● **Work to be completed**
Output all the data exactly. Pictures do not belong in the copy.

(Saved entries)
>> Begin
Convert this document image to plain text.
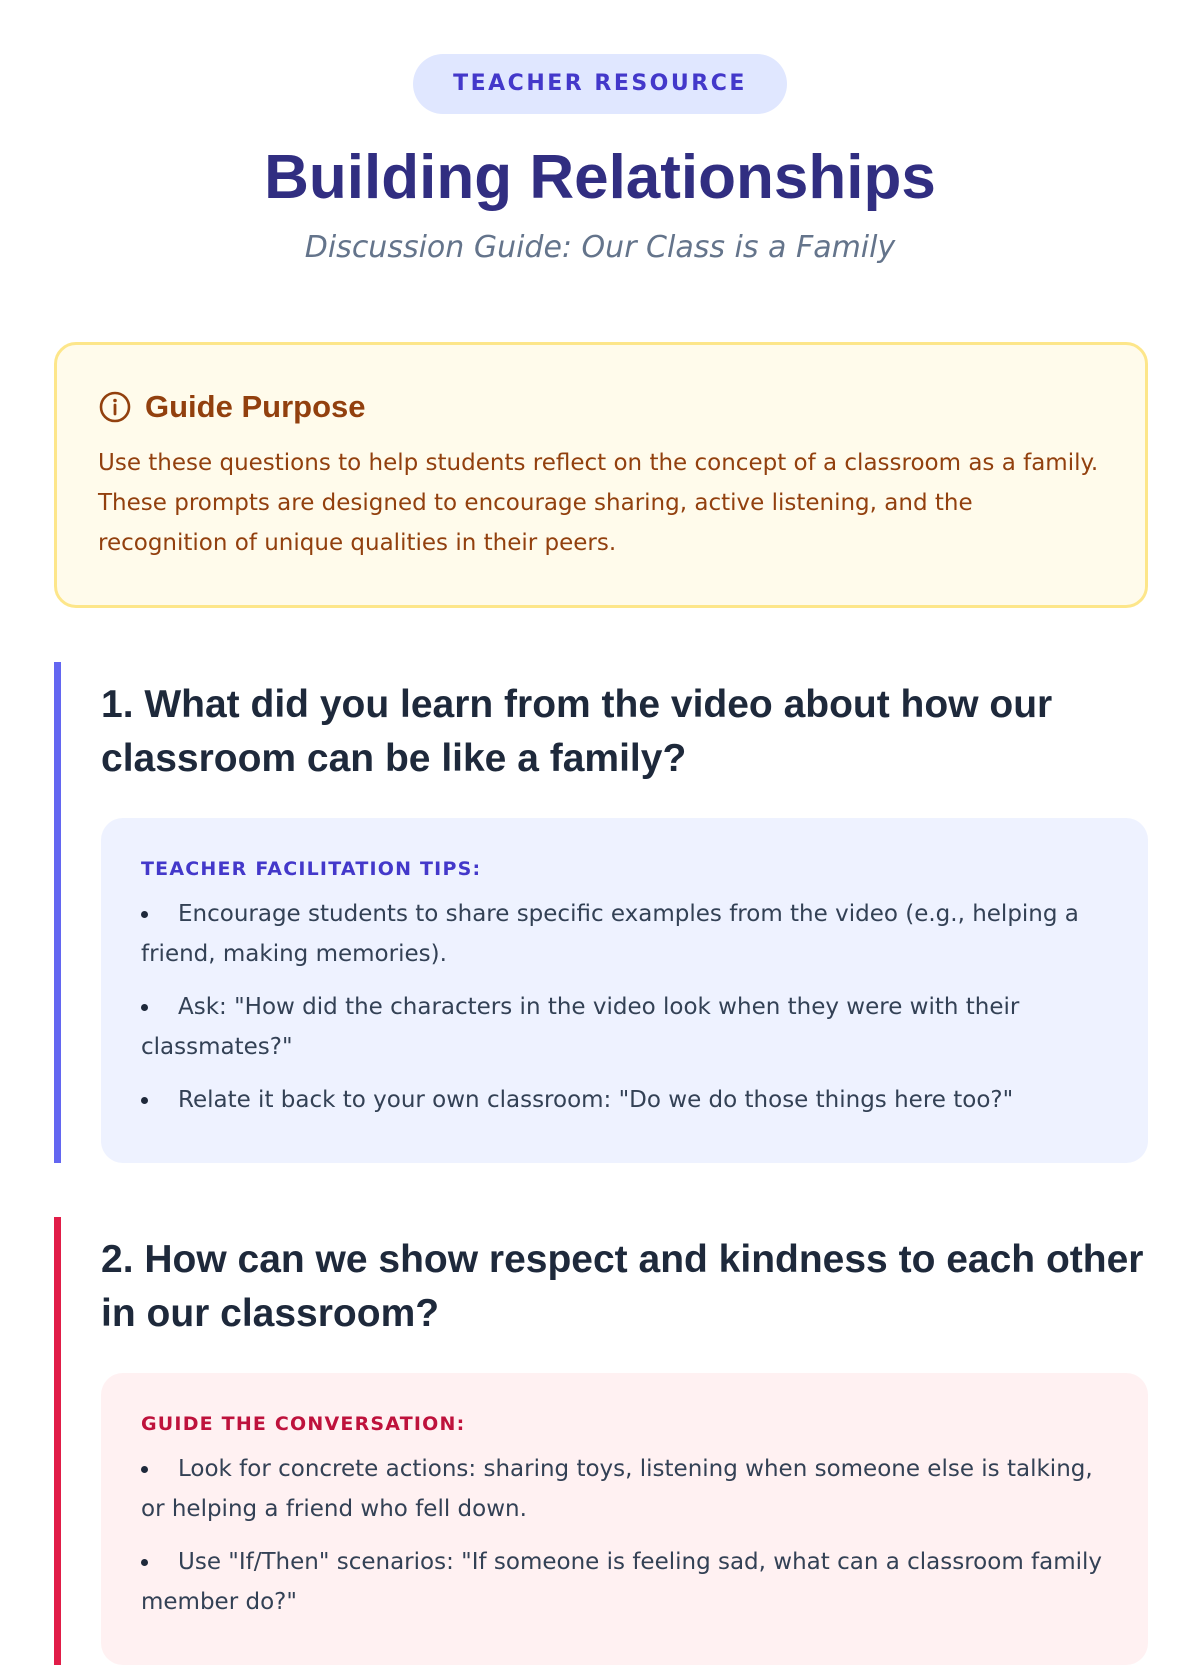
TEACHER RESOURCE
Building Relationships

Discussion Guide: Our Class is a Family

Guide Purpose
Use these questions to help students reflect on the concept of a classroom as a family. These prompts are designed to encourage sharing, active listening, and the recognition of unique qualities in their peers.
1. What did you learn from the video about how our classroom can be like a family?
TEACHER FACILITATION TIPS:
Encourage students to share specific examples from the video (e.g., helping a friend, making memories).
Ask: "How did the characters in the video look when they were with their classmates?"
Relate it back to your own classroom: "Do we do those things here too?"
2. How can we show respect and kindness to each other in our classroom?
GUIDE THE CONVERSATION:
Look for concrete actions: sharing toys, listening when someone else is talking, or helping a friend who fell down.
Use "If/Then" scenarios: "If someone is feeling sad, what can a classroom family member do?"
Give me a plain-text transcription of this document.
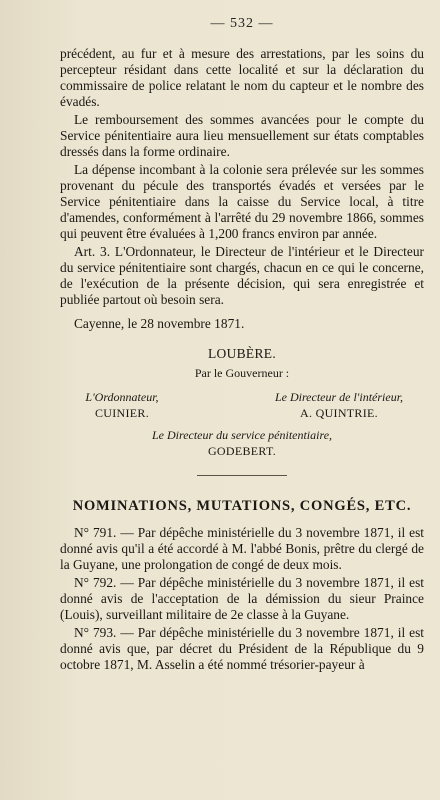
— 532 —

précédent, au fur et à mesure des arrestations, par les soins du percepteur résidant dans cette localité et sur la déclaration du commissaire de police relatant le nom du capteur et le nombre des évadés.

Le remboursement des sommes avancées pour le compte du Service pénitentiaire aura lieu mensuellement sur états comptables dressés dans la forme ordinaire.

La dépense incombant à la colonie sera prélevée sur les sommes provenant du pécule des transportés évadés et versées par le Service pénitentiaire dans la caisse du Service local, à titre d'amendes, conformément à l'arrêté du 29 novembre 1866, sommes qui peuvent être évaluées à 1,200 francs environ par année.

Art. 3. L'Ordonnateur, le Directeur de l'intérieur et le Directeur du service pénitentiaire sont chargés, chacun en ce qui le concerne, de l'exécution de la présente décision, qui sera enregistrée et publiée partout où besoin sera.

Cayenne, le 28 novembre 1871.

LOUBÈRE.
Par le Gouverneur :
L'Ordonnateur,
CUINIER.
Le Directeur de l'intérieur,
A. QUINTRIE.
Le Directeur du service pénitentiaire,
GODEBERT.
NOMINATIONS, MUTATIONS, CONGÉS, ETC.

N° 791. — Par dépêche ministérielle du 3 novembre 1871, il est donné avis qu'il a été accordé à M. l'abbé Bonis, prêtre du clergé de la Guyane, une prolongation de congé de deux mois.

N° 792. — Par dépêche ministérielle du 3 novembre 1871, il est donné avis de l'acceptation de la démission du sieur Praince (Louis), surveillant militaire de 2e classe à la Guyane.

N° 793. — Par dépêche ministérielle du 3 novembre 1871, il est donné avis que, par décret du Président de la République du 9 octobre 1871, M. Asselin a été nommé trésorier-payeur à
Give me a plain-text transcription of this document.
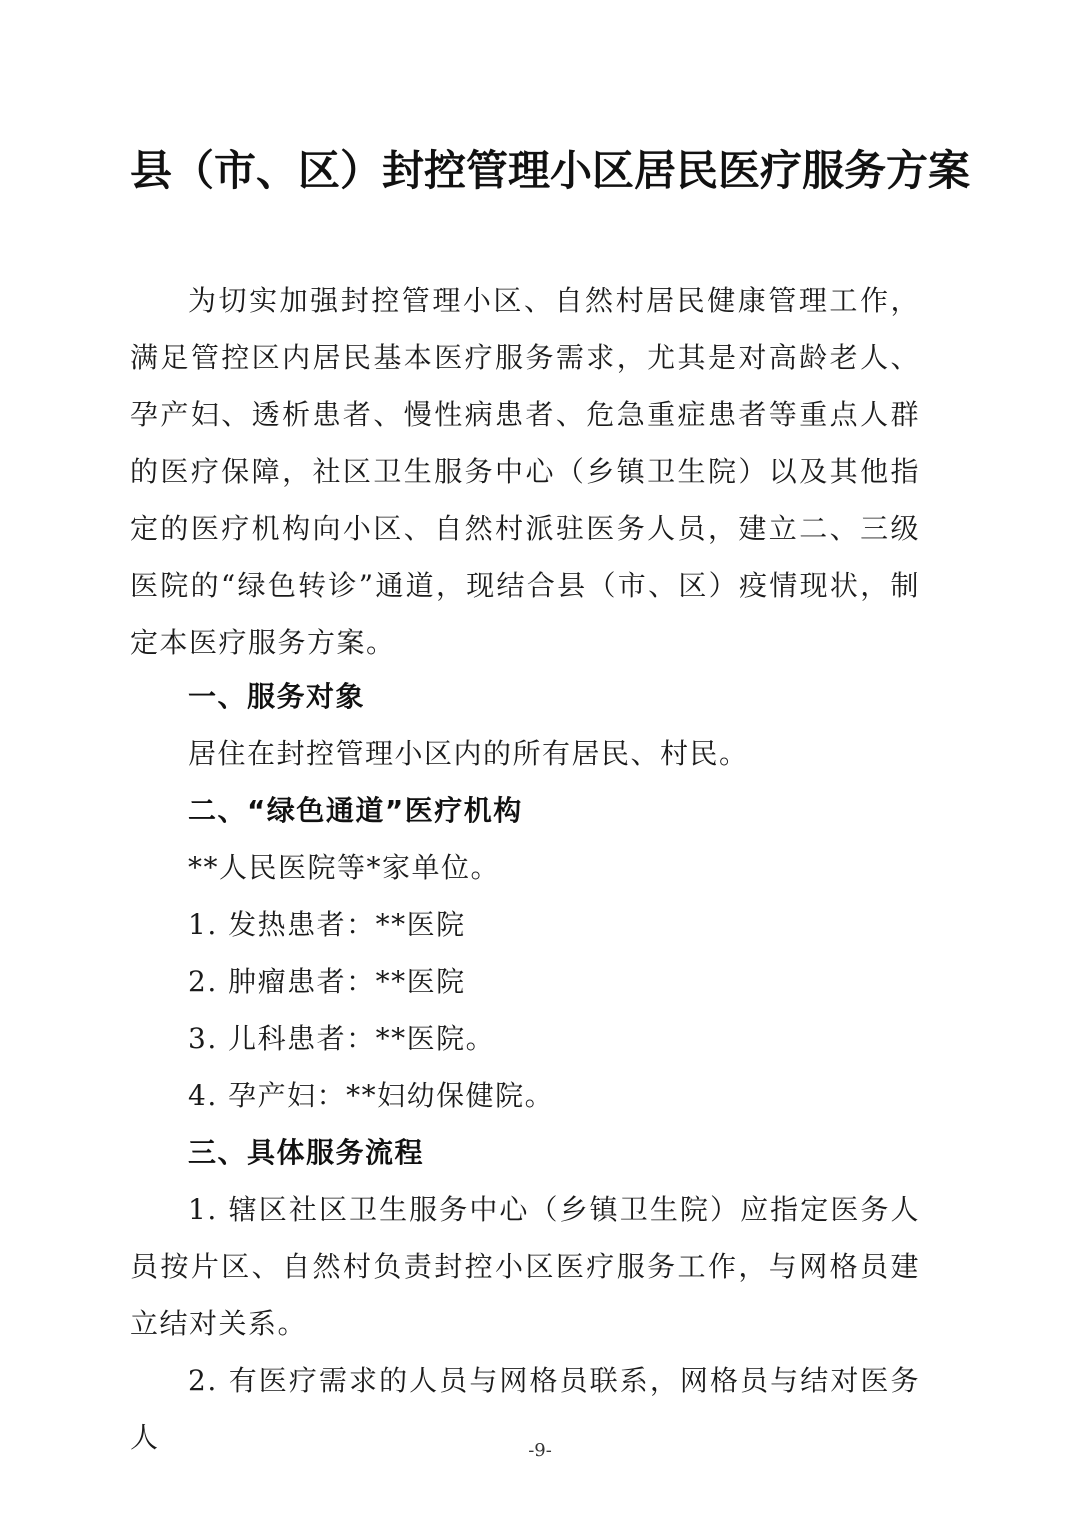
县（市、区）封控管理小区居民医疗服务方案

为切实加强封控管理小区、自然村居民健康管理工作，满足管控区内居民基本医疗服务需求，尤其是对高龄老人、孕产妇、透析患者、慢性病患者、危急重症患者等重点人群的医疗保障，社区卫生服务中心（乡镇卫生院）以及其他指定的医疗机构向小区、自然村派驻医务人员，建立二、三级医院的“绿色转诊”通道，现结合县（市、区）疫情现状，制定本医疗服务方案。

一、服务对象
居住在封控管理小区内的所有居民、村民。
二、“绿色通道”医疗机构
**人民医院等*家单位。
1. 发热患者：**医院
2. 肿瘤患者：**医院
3. 儿科患者：**医院。
4. 孕产妇：**妇幼保健院。
三、具体服务流程

1. 辖区社区卫生服务中心（乡镇卫生院）应指定医务人员按片区、自然村负责封控小区医疗服务工作，与网格员建立结对关系。

2. 有医疗需求的人员与网格员联系，网格员与结对医务人	-9-
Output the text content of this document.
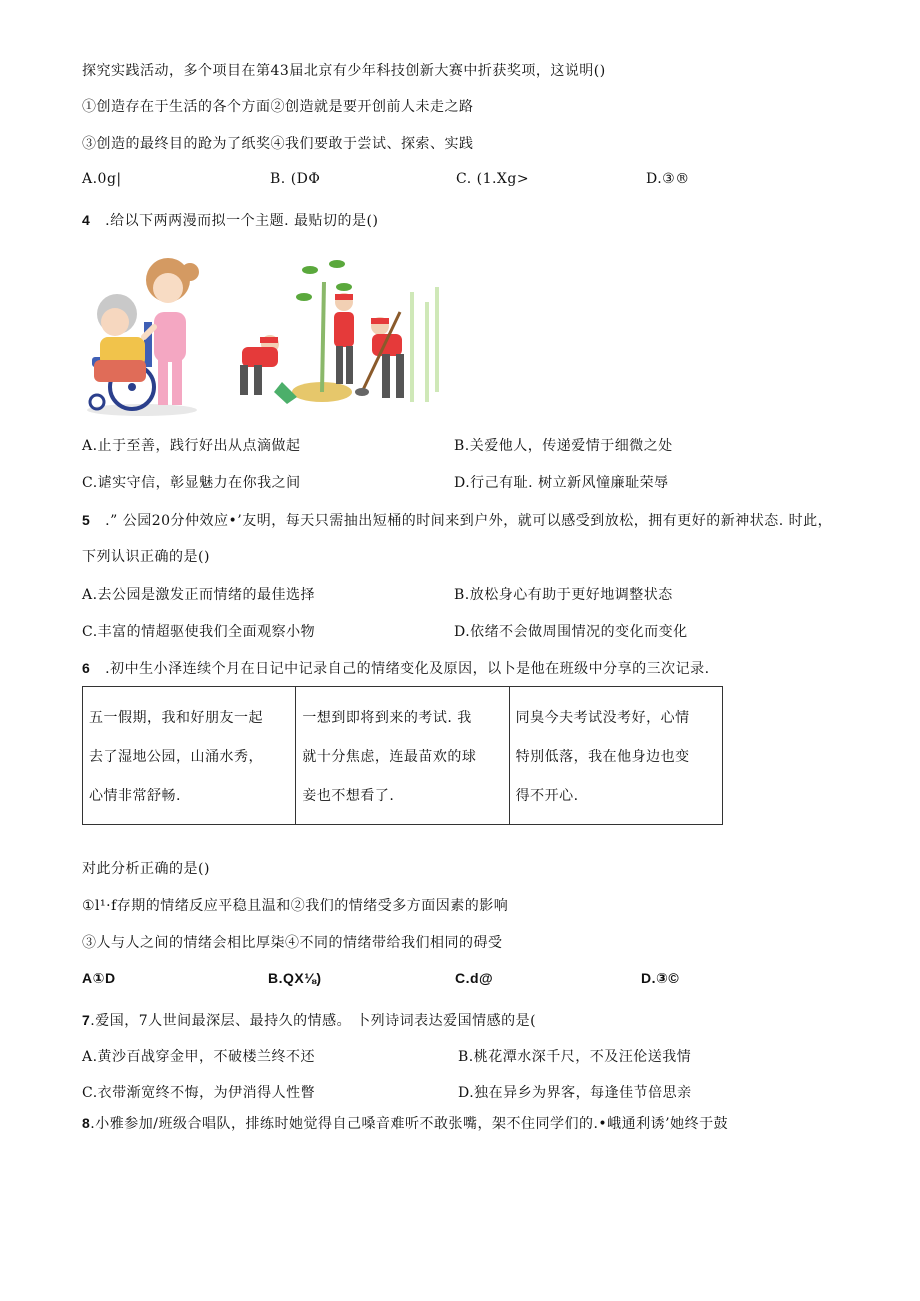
探究实践活动，多个项目在第43届北京有少年科技创新大赛中折获奖项，这说明()
①创造存在于生活的各个方面②创造就是要开创前人未走之路
③创造的最终目的跄为了纸奖④我们要敢于尝试、探索、实践
A.0g|	B. (DΦ	C. (1.Xg>	D.③®
4 .给以下两两漫而拟一个主题. 最贴切的是()
A.止于至善，践行好出从点滴做起	B.关爱他人，传递爱情于细微之处
C.谑实守信，彰显魅力在你我之间	D.行己有耻. 树立新风憧廉耻荣辱
5 .” 公园20分仲效应•’友明，每天只需抽出短桶的时间来到户外，就可以感受到放松，拥有更好的新神状态. 时此，
下列认识正确的是()
A.去公园是激发正而情绪的最佳选择	B.放松身心有助于更好地调整状态
C.丰富的情超驱使我们全面观察小物	D.依绪不会做周围情况的变化而变化
6 .初中生小泽连续个月在日记中记录自己的情绪变化及原因，以卜是他在班级中分享的三次记录.
五一假期，我和好朋友一起
去了湿地公园，山涌水秀，
心情非常舒畅.

一想到即将到来的考试. 我
就十分焦虑，连最苗欢的球
妾也不想看了.

同臭今夫考试没考好，心情
特別低落，我在他身边也变
得不开心.
对此分析正确的是()
①l¹·f存期的情绪反应平稳且温和②我们的情绪受多方面因素的影响
③人与人之间的情绪会相比厚柒④不同的情绪带给我们相同的碍受
A①D	B.QX⅛)	C.d@	D.③©
7.爱国，7人世间最深层、最持久的情感。 卜列诗词表达爱国情感的是(
A.黄沙百战穿金甲，不破楼兰终不还	B.桃花潭水深千尺，不及汪伦送我情
C.衣带渐宽终不悔，为伊消得人性瞥	D.独在异乡为界客，每逢佳节倍思亲
8.小雅参加/班级合唱队，排练时她觉得自己嗓音难听不敢张嘴，架不住同学们的.•峨通利诱’她终于鼓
>> End
● **Full response**
Convert this document image to plain text.
TEACHER RESOURCE
Building Relationships

Discussion Guide: Our Class is a Family

Guide Purpose
Use these questions to help students reflect on the concept of a classroom as a family. These prompts are designed to encourage sharing, active listening, and the recognition of unique qualities in their peers.
1. What did you learn from the video about how our classroom can be like a family?
TEACHER FACILITATION TIPS:
Encourage students to share specific examples from the video (e.g., helping a friend, making memories).
Ask: "How did the characters in the video look when they were with their classmates?"
Relate it back to your own classroom: "Do we do those things here too?"
2. How can we show respect and kindness to each other in our classroom?
GUIDE THE CONVERSATION:
Look for concrete actions: sharing toys, listening when someone else is talking, or helping a friend who fell down.
Use "If/Then" scenarios: "If someone is feeling sad, what can a classroom family member do?"
Give me a plain-text transcription of this document.
— 532 —

précédent, au fur et à mesure des arrestations, par les soins du percepteur résidant dans cette localité et sur la déclaration du commissaire de police relatant le nom du capteur et le nombre des évadés.

Le remboursement des sommes avancées pour le compte du Service pénitentiaire aura lieu mensuellement sur états comptables dressés dans la forme ordinaire.

La dépense incombant à la colonie sera prélevée sur les sommes provenant du pécule des transportés évadés et versées par le Service pénitentiaire dans la caisse du Service local, à titre d'amendes, conformément à l'arrêté du 29 novembre 1866, sommes qui peuvent être évaluées à 1,200 francs environ par année.

Art. 3. L'Ordonnateur, le Directeur de l'intérieur et le Directeur du service pénitentiaire sont chargés, chacun en ce qui le concerne, de l'exécution de la présente décision, qui sera enregistrée et publiée partout où besoin sera.

Cayenne, le 28 novembre 1871.

LOUBÈRE.
Par le Gouverneur :
L'Ordonnateur,
CUINIER.
Le Directeur de l'intérieur,
A. QUINTRIE.
Le Directeur du service pénitentiaire,
GODEBERT.
NOMINATIONS, MUTATIONS, CONGÉS, ETC.

N° 791. — Par dépêche ministérielle du 3 novembre 1871, il est donné avis qu'il a été accordé à M. l'abbé Bonis, prêtre du clergé de la Guyane, une prolongation de congé de deux mois.

N° 792. — Par dépêche ministérielle du 3 novembre 1871, il est donné avis de l'acceptation de la démission du sieur Praince (Louis), surveillant militaire de 2e classe à la Guyane.

N° 793. — Par dépêche ministérielle du 3 novembre 1871, il est donné avis que, par décret du Président de la République du 9 octobre 1871, M. Asselin a été nommé trésorier-payeur à
Give me a plain-text transcription of this document.
县（市、区）封控管理小区居民医疗服务方案

为切实加强封控管理小区、自然村居民健康管理工作，满足管控区内居民基本医疗服务需求，尤其是对高龄老人、孕产妇、透析患者、慢性病患者、危急重症患者等重点人群的医疗保障，社区卫生服务中心（乡镇卫生院）以及其他指定的医疗机构向小区、自然村派驻医务人员，建立二、三级医院的“绿色转诊”通道，现结合县（市、区）疫情现状，制定本医疗服务方案。

一、服务对象
居住在封控管理小区内的所有居民、村民。
二、“绿色通道”医疗机构
**人民医院等*家单位。
1. 发热患者：**医院
2. 肿瘤患者：**医院
3. 儿科患者：**医院。
4. 孕产妇：**妇幼保健院。
三、具体服务流程

1. 辖区社区卫生服务中心（乡镇卫生院）应指定医务人员按片区、自然村负责封控小区医疗服务工作，与网格员建立结对关系。

2. 有医疗需求的人员与网格员联系，网格员与结对医务人	-9-
Output the text content of this document.
探究实践活动，多个项目在第43届北京有少年科技创新大赛中折获奖项，这说明()
①创造存在于生活的各个方面②创造就是要开创前人未走之路
③创造的最终目的跄为了纸奖④我们要敢于尝试、探索、实践
A.0g|	B. (DΦ	C. (1.Xg>	D.③®
4 .给以下两两漫而拟一个主题. 最贴切的是()
A.止于至善，践行好出从点滴做起	B.关爱他人，传递爱情于细微之处
C.谑实守信，彰显魅力在你我之间	D.行己有耻. 树立新风憧廉耻荣辱
5 .” 公园20分仲效应•’友明，每天只需抽出短桶的时间来到户外，就可以感受到放松，拥有更好的新神状态. 时此，
下列认识正确的是()
A.去公园是激发正而情绪的最佳选择	B.放松身心有助于更好地调整状态
C.丰富的情超驱使我们全面观察小物	D.依绪不会做周围情况的变化而变化
6 .初中生小泽连续个月在日记中记录自己的情绪变化及原因，以卜是他在班级中分享的三次记录.
五一假期，我和好朋友一起
去了湿地公园，山涌水秀，
心情非常舒畅.

一想到即将到来的考试. 我
就十分焦虑，连最苗欢的球
妾也不想看了.

同臭今夫考试没考好，心情
特別低落，我在他身边也变
得不开心.
对此分析正确的是()
①l¹·f存期的情绪反应平稳且温和②我们的情绪受多方面因素的影响
③人与人之间的情绪会相比厚柒④不同的情绪带给我们相同的碍受
A①D	B.QX⅛)	C.d@	D.③©
7.爱国，7人世间最深层、最持久的情感。 卜列诗词表达爱国情感的是(
A.黄沙百战穿金甲，不破楼兰终不还	B.桃花潭水深千尺，不及汪伦送我情
C.衣带渐宽终不悔，为伊消得人性瞥	D.独在异乡为界客，每逢佳节倍思亲
8.小雅参加/班级合唱队，排练时她觉得自己嗓音难听不敢张嘴，架不住同学们的.•峨通利诱’她终于鼓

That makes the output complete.